Written task: Go through the records and show each line where the word "Range" occurs.

Dataset entries:
■ ■ ■
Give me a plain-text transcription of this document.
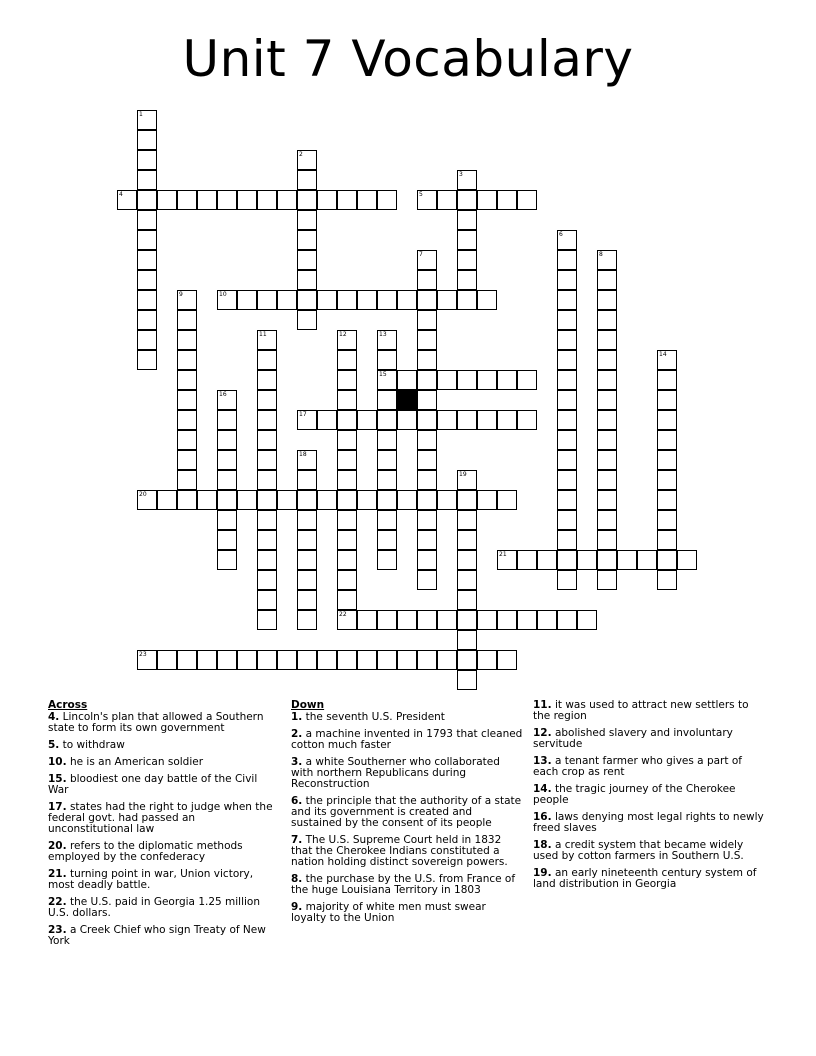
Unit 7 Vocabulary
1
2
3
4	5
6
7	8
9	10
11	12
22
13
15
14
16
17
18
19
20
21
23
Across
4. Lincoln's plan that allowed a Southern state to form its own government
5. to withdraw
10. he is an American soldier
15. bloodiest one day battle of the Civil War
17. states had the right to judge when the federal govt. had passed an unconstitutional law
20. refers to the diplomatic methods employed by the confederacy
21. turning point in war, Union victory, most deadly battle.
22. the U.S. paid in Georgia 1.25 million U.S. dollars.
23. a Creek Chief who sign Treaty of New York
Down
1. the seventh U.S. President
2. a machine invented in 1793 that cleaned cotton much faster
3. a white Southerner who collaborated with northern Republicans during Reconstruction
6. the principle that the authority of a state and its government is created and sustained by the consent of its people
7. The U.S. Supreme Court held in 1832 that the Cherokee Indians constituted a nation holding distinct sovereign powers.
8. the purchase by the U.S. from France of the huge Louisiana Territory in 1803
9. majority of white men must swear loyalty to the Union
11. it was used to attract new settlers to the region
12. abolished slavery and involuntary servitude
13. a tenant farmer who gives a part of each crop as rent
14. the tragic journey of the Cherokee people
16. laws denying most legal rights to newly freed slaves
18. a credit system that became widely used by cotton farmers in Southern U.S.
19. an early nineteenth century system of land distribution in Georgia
■ ■ ■
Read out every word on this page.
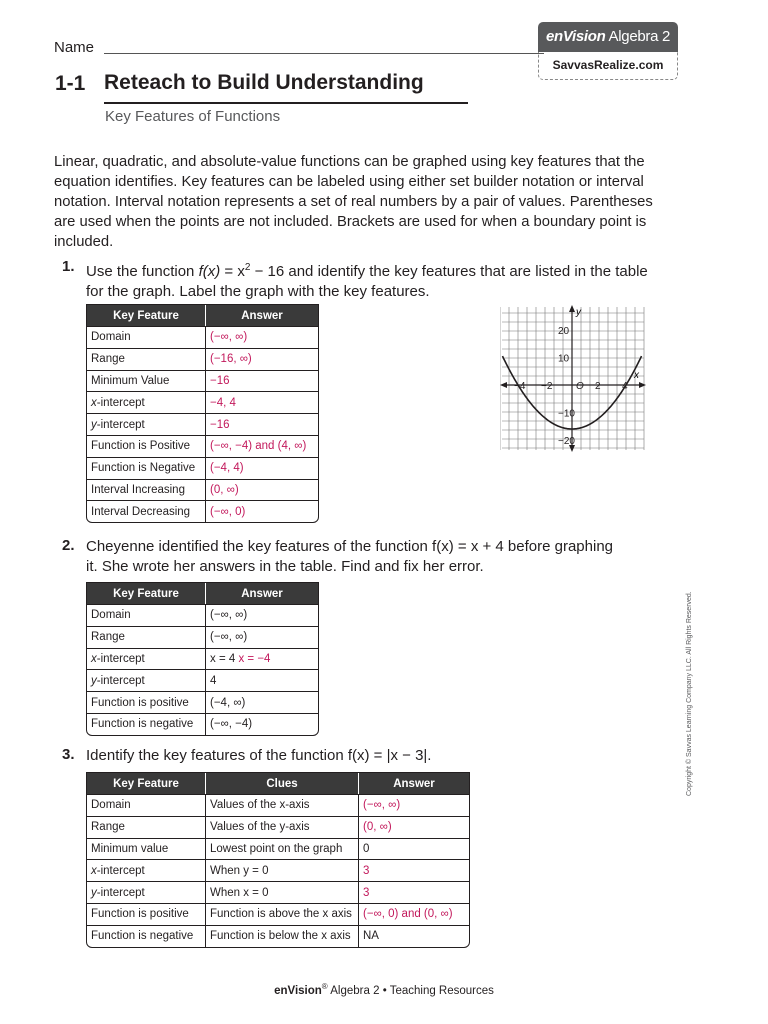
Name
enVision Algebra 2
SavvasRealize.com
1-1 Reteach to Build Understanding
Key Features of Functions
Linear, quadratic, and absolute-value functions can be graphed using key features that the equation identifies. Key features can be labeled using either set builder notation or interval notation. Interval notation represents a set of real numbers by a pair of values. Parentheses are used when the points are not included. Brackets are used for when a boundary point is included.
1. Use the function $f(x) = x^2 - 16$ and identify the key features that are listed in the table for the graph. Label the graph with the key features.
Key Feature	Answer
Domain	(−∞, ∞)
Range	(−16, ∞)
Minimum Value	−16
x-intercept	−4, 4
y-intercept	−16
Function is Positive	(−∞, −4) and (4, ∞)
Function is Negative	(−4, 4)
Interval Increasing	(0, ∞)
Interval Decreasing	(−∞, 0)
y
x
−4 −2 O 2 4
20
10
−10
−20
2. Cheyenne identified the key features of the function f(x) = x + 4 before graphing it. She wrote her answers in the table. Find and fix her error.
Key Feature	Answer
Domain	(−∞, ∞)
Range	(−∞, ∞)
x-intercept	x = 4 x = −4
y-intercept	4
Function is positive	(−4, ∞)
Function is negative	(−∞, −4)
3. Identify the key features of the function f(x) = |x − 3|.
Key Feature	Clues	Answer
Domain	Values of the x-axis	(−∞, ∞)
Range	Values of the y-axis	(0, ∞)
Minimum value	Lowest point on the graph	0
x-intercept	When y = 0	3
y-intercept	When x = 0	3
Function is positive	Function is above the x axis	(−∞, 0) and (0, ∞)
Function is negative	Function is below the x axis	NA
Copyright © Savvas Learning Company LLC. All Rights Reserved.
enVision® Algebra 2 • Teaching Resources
■ ■ ■
Exercise solution:
Range	(−16, ∞)
Range	(−∞, ∞)
Range	Values of the y-axis	(0, ∞)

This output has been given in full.